_DESCRIPTION OF THE TASK_
Extract the data exactly, missing nothing.

==== INPUT DATA

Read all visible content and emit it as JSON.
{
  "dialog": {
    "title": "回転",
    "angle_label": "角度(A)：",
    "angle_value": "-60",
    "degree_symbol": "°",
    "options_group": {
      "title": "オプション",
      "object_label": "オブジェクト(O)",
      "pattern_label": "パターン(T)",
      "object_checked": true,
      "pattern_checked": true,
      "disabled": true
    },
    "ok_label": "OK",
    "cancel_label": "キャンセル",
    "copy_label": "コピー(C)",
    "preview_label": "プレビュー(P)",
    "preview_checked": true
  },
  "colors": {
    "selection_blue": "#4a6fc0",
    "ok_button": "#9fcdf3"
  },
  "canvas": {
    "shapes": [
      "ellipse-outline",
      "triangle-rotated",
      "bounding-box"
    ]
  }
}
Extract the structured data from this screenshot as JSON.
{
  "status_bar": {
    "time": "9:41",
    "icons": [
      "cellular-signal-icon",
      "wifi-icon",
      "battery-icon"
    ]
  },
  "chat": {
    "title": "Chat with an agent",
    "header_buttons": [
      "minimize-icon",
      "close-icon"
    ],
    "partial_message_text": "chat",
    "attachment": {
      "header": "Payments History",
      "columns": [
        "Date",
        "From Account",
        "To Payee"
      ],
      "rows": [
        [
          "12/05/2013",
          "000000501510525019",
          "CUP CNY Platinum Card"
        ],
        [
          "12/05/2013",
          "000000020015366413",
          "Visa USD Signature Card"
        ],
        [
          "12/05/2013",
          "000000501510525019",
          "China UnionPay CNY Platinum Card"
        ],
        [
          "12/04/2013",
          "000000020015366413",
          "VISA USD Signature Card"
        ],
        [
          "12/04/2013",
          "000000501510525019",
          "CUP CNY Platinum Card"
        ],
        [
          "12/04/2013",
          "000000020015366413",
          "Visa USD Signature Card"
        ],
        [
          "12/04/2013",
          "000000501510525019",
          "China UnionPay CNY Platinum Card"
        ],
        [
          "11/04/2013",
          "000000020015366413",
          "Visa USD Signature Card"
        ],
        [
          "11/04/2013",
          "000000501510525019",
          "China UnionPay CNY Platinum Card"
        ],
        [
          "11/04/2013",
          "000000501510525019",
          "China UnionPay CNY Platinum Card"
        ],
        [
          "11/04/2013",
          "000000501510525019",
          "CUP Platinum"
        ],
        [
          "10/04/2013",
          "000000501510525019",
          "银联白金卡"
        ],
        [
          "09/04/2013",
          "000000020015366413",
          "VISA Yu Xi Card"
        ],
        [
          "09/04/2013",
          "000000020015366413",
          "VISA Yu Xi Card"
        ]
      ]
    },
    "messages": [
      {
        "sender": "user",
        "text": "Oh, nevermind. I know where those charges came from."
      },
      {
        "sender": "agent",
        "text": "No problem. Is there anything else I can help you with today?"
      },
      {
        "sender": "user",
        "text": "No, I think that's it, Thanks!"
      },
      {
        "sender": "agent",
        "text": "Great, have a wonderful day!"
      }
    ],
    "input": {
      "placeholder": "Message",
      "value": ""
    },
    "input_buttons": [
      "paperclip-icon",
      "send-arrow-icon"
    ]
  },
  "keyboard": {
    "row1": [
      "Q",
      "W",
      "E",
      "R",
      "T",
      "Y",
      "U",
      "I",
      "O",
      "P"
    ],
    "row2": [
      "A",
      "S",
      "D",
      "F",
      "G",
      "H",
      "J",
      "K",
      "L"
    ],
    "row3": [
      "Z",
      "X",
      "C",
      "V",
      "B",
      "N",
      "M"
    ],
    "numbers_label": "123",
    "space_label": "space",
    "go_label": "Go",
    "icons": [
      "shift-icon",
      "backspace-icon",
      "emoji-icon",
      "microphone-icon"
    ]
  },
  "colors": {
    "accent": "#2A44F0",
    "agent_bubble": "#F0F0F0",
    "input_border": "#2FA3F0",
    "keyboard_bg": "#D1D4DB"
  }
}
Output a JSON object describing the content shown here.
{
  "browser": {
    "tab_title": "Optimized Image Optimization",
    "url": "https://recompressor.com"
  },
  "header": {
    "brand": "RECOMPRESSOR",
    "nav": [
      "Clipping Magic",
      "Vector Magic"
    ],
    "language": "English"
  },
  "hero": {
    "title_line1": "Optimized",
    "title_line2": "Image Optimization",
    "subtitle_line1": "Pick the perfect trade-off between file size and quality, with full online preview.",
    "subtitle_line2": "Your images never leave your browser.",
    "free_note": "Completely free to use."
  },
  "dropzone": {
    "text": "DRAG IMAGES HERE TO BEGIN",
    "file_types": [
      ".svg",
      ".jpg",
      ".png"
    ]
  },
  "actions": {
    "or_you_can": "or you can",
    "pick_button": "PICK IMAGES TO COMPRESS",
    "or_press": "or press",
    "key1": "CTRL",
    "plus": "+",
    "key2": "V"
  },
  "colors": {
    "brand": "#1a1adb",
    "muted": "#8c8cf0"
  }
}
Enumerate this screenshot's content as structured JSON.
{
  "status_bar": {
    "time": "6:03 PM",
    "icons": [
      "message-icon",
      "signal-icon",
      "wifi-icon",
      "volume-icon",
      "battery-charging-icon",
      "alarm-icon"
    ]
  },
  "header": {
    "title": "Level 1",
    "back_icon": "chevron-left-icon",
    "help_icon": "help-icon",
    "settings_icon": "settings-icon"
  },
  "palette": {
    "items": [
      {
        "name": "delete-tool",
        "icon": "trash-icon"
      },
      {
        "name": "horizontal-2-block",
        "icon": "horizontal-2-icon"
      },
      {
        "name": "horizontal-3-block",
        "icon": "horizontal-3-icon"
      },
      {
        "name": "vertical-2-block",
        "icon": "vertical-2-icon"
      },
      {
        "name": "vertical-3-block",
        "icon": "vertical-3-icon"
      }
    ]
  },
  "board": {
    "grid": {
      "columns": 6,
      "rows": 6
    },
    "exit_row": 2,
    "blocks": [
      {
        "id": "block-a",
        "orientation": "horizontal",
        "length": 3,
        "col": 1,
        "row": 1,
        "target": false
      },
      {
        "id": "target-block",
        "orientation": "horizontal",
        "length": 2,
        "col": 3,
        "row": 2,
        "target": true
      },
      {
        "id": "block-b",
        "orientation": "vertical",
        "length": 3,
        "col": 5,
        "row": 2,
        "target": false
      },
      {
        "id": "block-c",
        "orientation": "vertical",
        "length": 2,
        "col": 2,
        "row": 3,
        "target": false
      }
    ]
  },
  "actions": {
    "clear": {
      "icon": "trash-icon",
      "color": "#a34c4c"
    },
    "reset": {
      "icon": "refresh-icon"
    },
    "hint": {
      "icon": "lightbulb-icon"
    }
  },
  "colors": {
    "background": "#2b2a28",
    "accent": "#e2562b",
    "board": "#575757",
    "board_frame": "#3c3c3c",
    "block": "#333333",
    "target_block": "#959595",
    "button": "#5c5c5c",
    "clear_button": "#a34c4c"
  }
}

========

_TASK RESPONSE_
Read all visible content and emit it as JSON.
{
  "dialog": {
    "title": "回転",
    "angle_label": "角度(A)：",
    "angle_value": "-60",
    "degree_symbol": "°",
    "options_group": {
      "title": "オプション",
      "object_label": "オブジェクト(O)",
      "pattern_label": "パターン(T)",
      "object_checked": true,
      "pattern_checked": true,
      "disabled": true
    },
    "ok_label": "OK",
    "cancel_label": "キャンセル",
    "copy_label": "コピー(C)",
    "preview_label": "プレビュー(P)",
    "preview_checked": true
  },
  "colors": {
    "selection_blue": "#4a6fc0",
    "ok_button": "#9fcdf3"
  },
  "canvas": {
    "shapes": [
      "ellipse-outline",
      "triangle-rotated",
      "bounding-box"
    ]
  }
}
Extract the structured data from this screenshot as JSON.
{
  "status_bar": {
    "time": "9:41",
    "icons": [
      "cellular-signal-icon",
      "wifi-icon",
      "battery-icon"
    ]
  },
  "chat": {
    "title": "Chat with an agent",
    "header_buttons": [
      "minimize-icon",
      "close-icon"
    ],
    "partial_message_text": "chat",
    "attachment": {
      "header": "Payments History",
      "columns": [
        "Date",
        "From Account",
        "To Payee"
      ],
      "rows": [
        [
          "12/05/2013",
          "000000501510525019",
          "CUP CNY Platinum Card"
        ],
        [
          "12/05/2013",
          "000000020015366413",
          "Visa USD Signature Card"
        ],
        [
          "12/05/2013",
          "000000501510525019",
          "China UnionPay CNY Platinum Card"
        ],
        [
          "12/04/2013",
          "000000020015366413",
          "VISA USD Signature Card"
        ],
        [
          "12/04/2013",
          "000000501510525019",
          "CUP CNY Platinum Card"
        ],
        [
          "12/04/2013",
          "000000020015366413",
          "Visa USD Signature Card"
        ],
        [
          "12/04/2013",
          "000000501510525019",
          "China UnionPay CNY Platinum Card"
        ],
        [
          "11/04/2013",
          "000000020015366413",
          "Visa USD Signature Card"
        ],
        [
          "11/04/2013",
          "000000501510525019",
          "China UnionPay CNY Platinum Card"
        ],
        [
          "11/04/2013",
          "000000501510525019",
          "China UnionPay CNY Platinum Card"
        ],
        [
          "11/04/2013",
          "000000501510525019",
          "CUP Platinum"
        ],
        [
          "10/04/2013",
          "000000501510525019",
          "银联白金卡"
        ],
        [
          "09/04/2013",
          "000000020015366413",
          "VISA Yu Xi Card"
        ],
        [
          "09/04/2013",
          "000000020015366413",
          "VISA Yu Xi Card"
        ]
      ]
    },
    "messages": [
      {
        "sender": "user",
        "text": "Oh, nevermind. I know where those charges came from."
      },
      {
        "sender": "agent",
        "text": "No problem. Is there anything else I can help you with today?"
      },
      {
        "sender": "user",
        "text": "No, I think that's it, Thanks!"
      },
      {
        "sender": "agent",
        "text": "Great, have a wonderful day!"
      }
    ],
    "input": {
      "placeholder": "Message",
      "value": ""
    },
    "input_buttons": [
      "paperclip-icon",
      "send-arrow-icon"
    ]
  },
  "keyboard": {
    "row1": [
      "Q",
      "W",
      "E",
      "R",
      "T",
      "Y",
      "U",
      "I",
      "O",
      "P"
    ],
    "row2": [
      "A",
      "S",
      "D",
      "F",
      "G",
      "H",
      "J",
      "K",
      "L"
    ],
    "row3": [
      "Z",
      "X",
      "C",
      "V",
      "B",
      "N",
      "M"
    ],
    "numbers_label": "123",
    "space_label": "space",
    "go_label": "Go",
    "icons": [
      "shift-icon",
      "backspace-icon",
      "emoji-icon",
      "microphone-icon"
    ]
  },
  "colors": {
    "accent": "#2A44F0",
    "agent_bubble": "#F0F0F0",
    "input_border": "#2FA3F0",
    "keyboard_bg": "#D1D4DB"
  }
}
Output a JSON object describing the content shown here.
{
  "browser": {
    "tab_title": "Optimized Image Optimization",
    "url": "https://recompressor.com"
  },
  "header": {
    "brand": "RECOMPRESSOR",
    "nav": [
      "Clipping Magic",
      "Vector Magic"
    ],
    "language": "English"
  },
  "hero": {
    "title_line1": "Optimized",
    "title_line2": "Image Optimization",
    "subtitle_line1": "Pick the perfect trade-off between file size and quality, with full online preview.",
    "subtitle_line2": "Your images never leave your browser.",
    "free_note": "Completely free to use."
  },
  "dropzone": {
    "text": "DRAG IMAGES HERE TO BEGIN",
    "file_types": [
      ".svg",
      ".jpg",
      ".png"
    ]
  },
  "actions": {
    "or_you_can": "or you can",
    "pick_button": "PICK IMAGES TO COMPRESS",
    "or_press": "or press",
    "key1": "CTRL",
    "plus": "+",
    "key2": "V"
  },
  "colors": {
    "brand": "#1a1adb",
    "muted": "#8c8cf0"
  }
}
Enumerate this screenshot's content as structured JSON.
{
  "status_bar": {
    "time": "6:03 PM",
    "icons": [
      "message-icon",
      "signal-icon",
      "wifi-icon",
      "volume-icon",
      "battery-charging-icon",
      "alarm-icon"
    ]
  },
  "header": {
    "title": "Level 1",
    "back_icon": "chevron-left-icon",
    "help_icon": "help-icon",
    "settings_icon": "settings-icon"
  },
  "palette": {
    "items": [
      {
        "name": "delete-tool",
        "icon": "trash-icon"
      },
      {
        "name": "horizontal-2-block",
        "icon": "horizontal-2-icon"
      },
      {
        "name": "horizontal-3-block",
        "icon": "horizontal-3-icon"
      },
      {
        "name": "vertical-2-block",
        "icon": "vertical-2-icon"
      },
      {
        "name": "vertical-3-block",
        "icon": "vertical-3-icon"
      }
    ]
  },
  "board": {
    "grid": {
      "columns": 6,
      "rows": 6
    },
    "exit_row": 2,
    "blocks": [
      {
        "id": "block-a",
        "orientation": "horizontal",
        "length": 3,
        "col": 1,
        "row": 1,
        "target": false
      },
      {
        "id": "target-block",
        "orientation": "horizontal",
        "length": 2,
        "col": 3,
        "row": 2,
        "target": true
      },
      {
        "id": "block-b",
        "orientation": "vertical",
        "length": 3,
        "col": 5,
        "row": 2,
        "target": false
      },
      {
        "id": "block-c",
        "orientation": "vertical",
        "length": 2,
        "col": 2,
        "row": 3,
        "target": false
      }
    ]
  },
  "actions": {
    "clear": {
      "icon": "trash-icon",
      "color": "#a34c4c"
    },
    "reset": {
      "icon": "refresh-icon"
    },
    "hint": {
      "icon": "lightbulb-icon"
    }
  },
  "colors": {
    "background": "#2b2a28",
    "accent": "#e2562b",
    "board": "#575757",
    "board_frame": "#3c3c3c",
    "block": "#333333",
    "target_block": "#959595",
    "button": "#5c5c5c",
    "clear_button": "#a34c4c"
  }
}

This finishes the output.